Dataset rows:
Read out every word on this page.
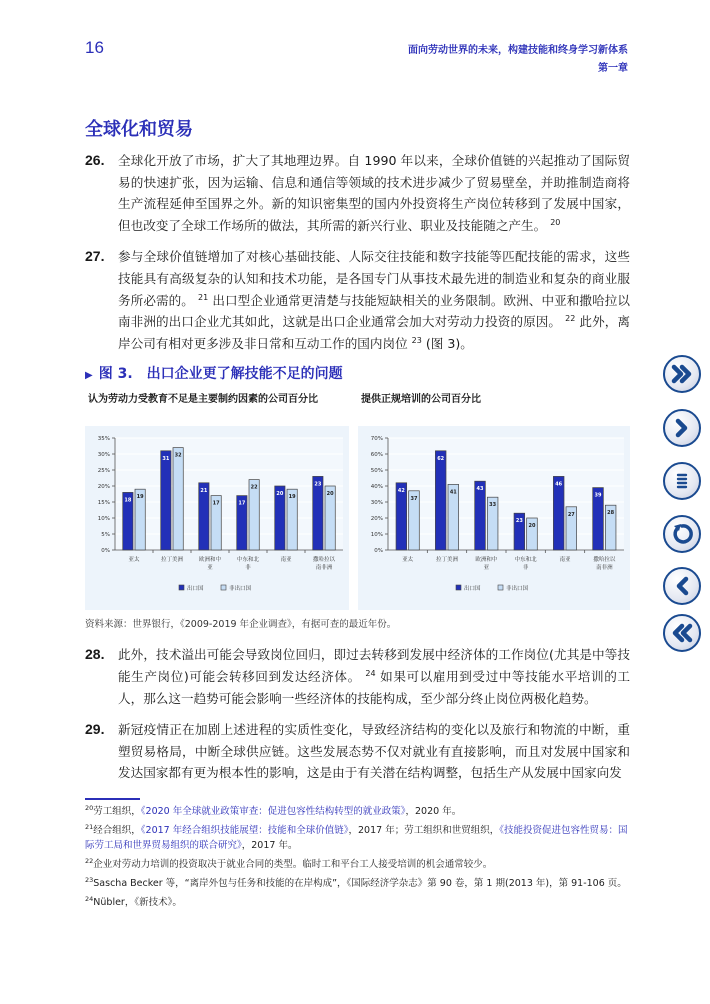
16	面向劳动世界的未来，构建技能和终身学习新体系
第一章
全球化和贸易
26.	全球化开放了市场，扩大了其地理边界。自 1990 年以来，全球价值链的兴起推动了国际贸易的快速扩张，因为运输、信息和通信等领域的技术进步减少了贸易壁垒，并助推制造商将生产流程延伸至国界之外。新的知识密集型的国内外投资将生产岗位转移到了发展中国家，但也改变了全球工作场所的做法，其所需的新兴行业、职业及技能随之产生。 $^{20}$
27.	参与全球价值链增加了对核心基础技能、人际交往技能和数字技能等匹配技能的需求，这些技能具有高级复杂的认知和技术功能，是各国专门从事技术最先进的制造业和复杂的商业服务所必需的。 $^{21}$ 出口型企业通常更清楚与技能短缺相关的业务限制。欧洲、中亚和撒哈拉以南非洲的出口企业尤其如此，这就是出口企业通常会加大对劳动力投资的原因。 $^{22}$ 此外，离岸公司有相对更多涉及非日常和互动工作的国内岗位 $^{23}$ (图 3)。
▶ 图 3. 出口企业更了解技能不足的问题
认为劳动力受教育不足是主要制约因素的公司百分比
0%
5%
10%
15%
20%
25%
30%
35%
18
19
亚太
31
32
拉丁美洲
21
17
欧洲和中
亚
17
22
中东和北
非
20
19
南亚
23
20
撒哈拉以
南非洲
出口国	非出口国
提供正规培训的公司百分比
0%
10%
20%
30%
40%
50%
60%
70%
42
37
亚太
62
41
拉丁美洲
43
33
欧洲和中
亚
23
20
中东和北
非
46
27
南亚
39
28
撒哈拉以
南非洲
出口国	非出口国
资料来源：世界银行，《2009-2019 年企业调查》，有据可查的最近年份。
28.	此外，技术溢出可能会导致岗位回归，即过去转移到发展中经济体的工作岗位(尤其是中等技能生产岗位)可能会转移回到发达经济体。 $^{24}$ 如果可以雇用到受过中等技能水平培训的工人，那么这一趋势可能会影响一些经济体的技能构成，至少部分终止岗位两极化趋势。
29.	新冠疫情正在加剧上述进程的实质性变化，导致经济结构的变化以及旅行和物流的中断，重塑贸易格局，中断全球供应链。这些发展态势不仅对就业有直接影响，而且对发展中国家和发达国家都有更为根本性的影响，这是由于有关潜在结构调整，包括生产从发展中国家向发
$^{20}$劳工组织，《2020 年全球就业政策审查：促进包容性结构转型的就业政策》，2020 年。
$^{21}$经合组织，《2017 年经合组织技能展望：技能和全球价值链》，2017 年；劳工组织和世贸组织，《技能投资促进包容性贸易：国际劳工局和世界贸易组织的联合研究》，2017 年。
$^{22}$企业对劳动力培训的投资取决于就业合同的类型。临时工和平台工人接受培训的机会通常较少。
$^{23}$Sascha Becker 等，“离岸外包与任务和技能的在岸构成”，《国际经济学杂志》第 90 卷，第 1 期(2013 年)，第 91-106 页。
$^{24}$Nübler，《新技术》。
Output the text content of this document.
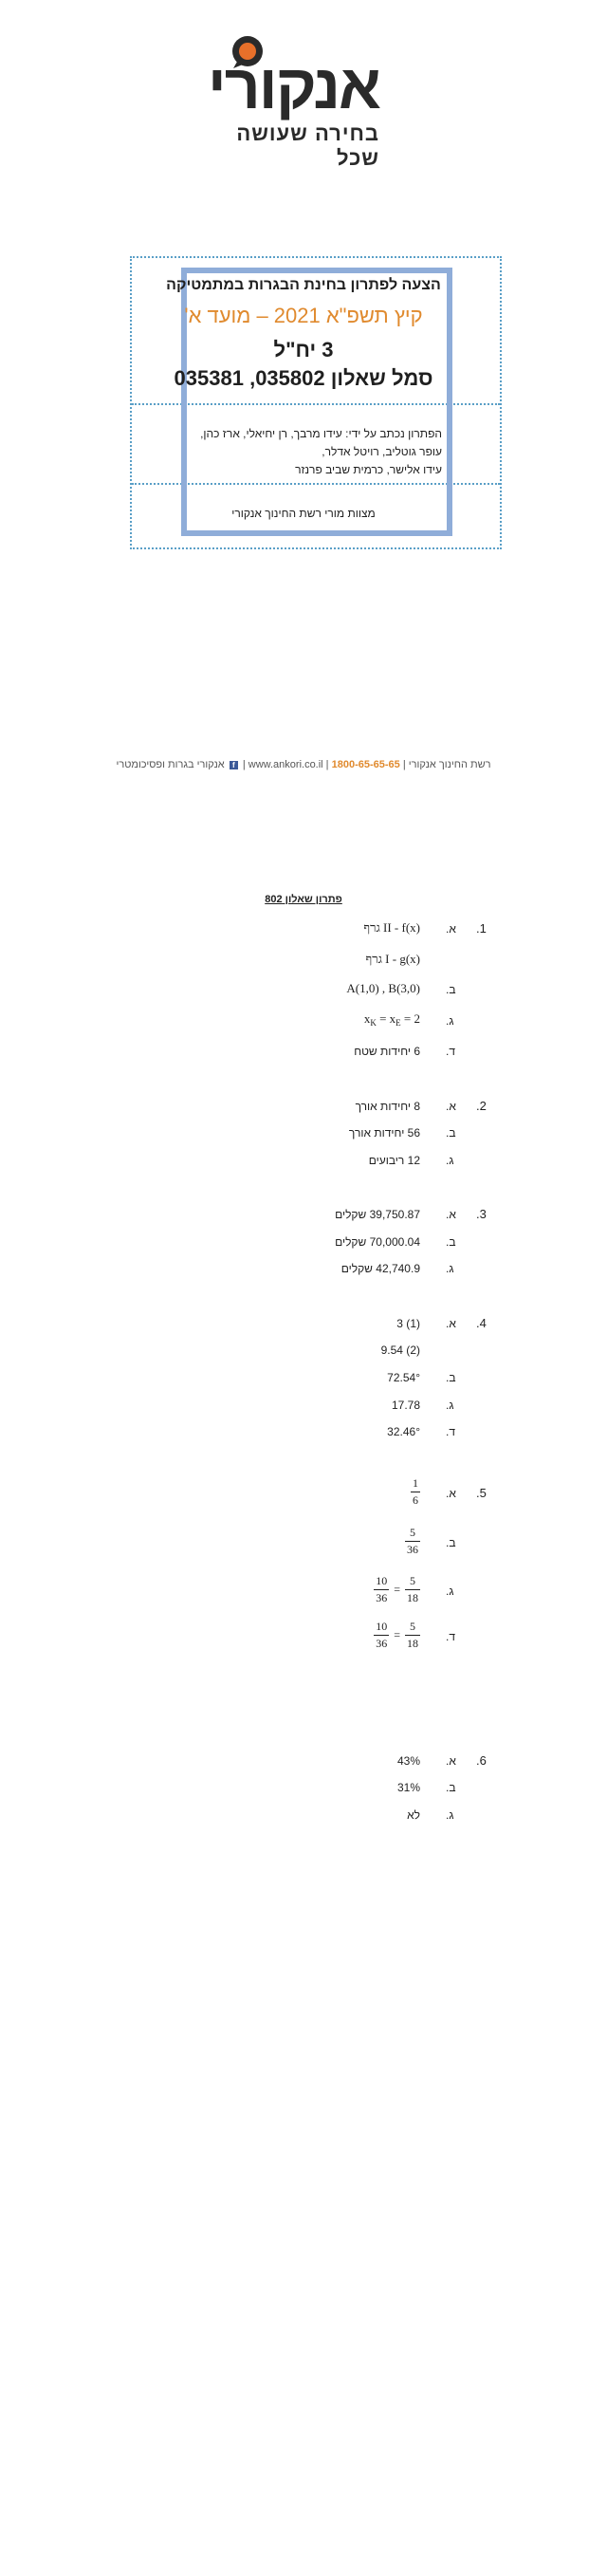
אנקורי
בחירה שעושה שכל
הצעה לפתרון בחינת הבגרות במתמטיקה
קיץ תשפ"א 2021 – מועד א'
3 יח"ל
סמל שאלון 035802, 035381
הפתרון נכתב על ידי: עידו מרבך, רן יחיאלי, ארז כהן,
עופר גוטליב, רויטל אדלר,
עידו אלישר, כרמית שביב פרנזר
מצוות מורי רשת החינוך אנקורי
רשת החינוך אנקורי | 1800-65-65-65 | www.ankori.co.il | f אנקורי בגרות ופסיכומטרי
פתרון שאלון 802
1.
א.
גרף II - f(x)
גרף I - g(x)
ב.
A(1,0) , B(3,0)
ג.
$x_K = x_E = 2$
ד.
6 יחידות שטח
2.
א.
8 יחידות אורך
ב.
56 יחידות אורך
ג.
12 ריבועים
3.
א.
39,750.87 שקלים
ב.
70,000.04 שקלים
ג.
42,740.9 שקלים
4.
א.
(1) 3
(2) 9.54
ב.
72.54°
ג.
17.78
ד.
32.46°
5.
א.
$\frac{1}{6}$
ב.
$\frac{5}{36}$
ג.
$\frac{10}{36} = \frac{5}{18}$
ד.
$\frac{10}{36} = \frac{5}{18}$
6.
א.
43%
ב.
31%
ג.
לא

REQUIREMENT. Everything from the line with "Output the text content of this document." through the final line of the records above should be written out exactly, minus the pictures.

OUTPUT FOR THIS EXERCISE.
Output the text content of this document.
אנקורי
בחירה שעושה שכל
הצעה לפתרון בחינת הבגרות במתמטיקה
קיץ תשפ"א 2021 – מועד א'
3 יח"ל
סמל שאלון 035802, 035381
הפתרון נכתב על ידי: עידו מרבך, רן יחיאלי, ארז כהן,
עופר גוטליב, רויטל אדלר,
עידו אלישר, כרמית שביב פרנזר
מצוות מורי רשת החינוך אנקורי
רשת החינוך אנקורי | 1800-65-65-65 | www.ankori.co.il | f אנקורי בגרות ופסיכומטרי
פתרון שאלון 802
1.
א.
גרף II - f(x)
גרף I - g(x)
ב.
A(1,0) , B(3,0)
ג.
$x_K = x_E = 2$
ד.
6 יחידות שטח
2.
א.
8 יחידות אורך
ב.
56 יחידות אורך
ג.
12 ריבועים
3.
א.
39,750.87 שקלים
ב.
70,000.04 שקלים
ג.
42,740.9 שקלים
4.
א.
(1) 3
(2) 9.54
ב.
72.54°
ג.
17.78
ד.
32.46°
5.
א.
$\frac{1}{6}$
ב.
$\frac{5}{36}$
ג.
$\frac{10}{36} = \frac{5}{18}$
ד.
$\frac{10}{36} = \frac{5}{18}$
6.
א.
43%
ב.
31%
ג.
לא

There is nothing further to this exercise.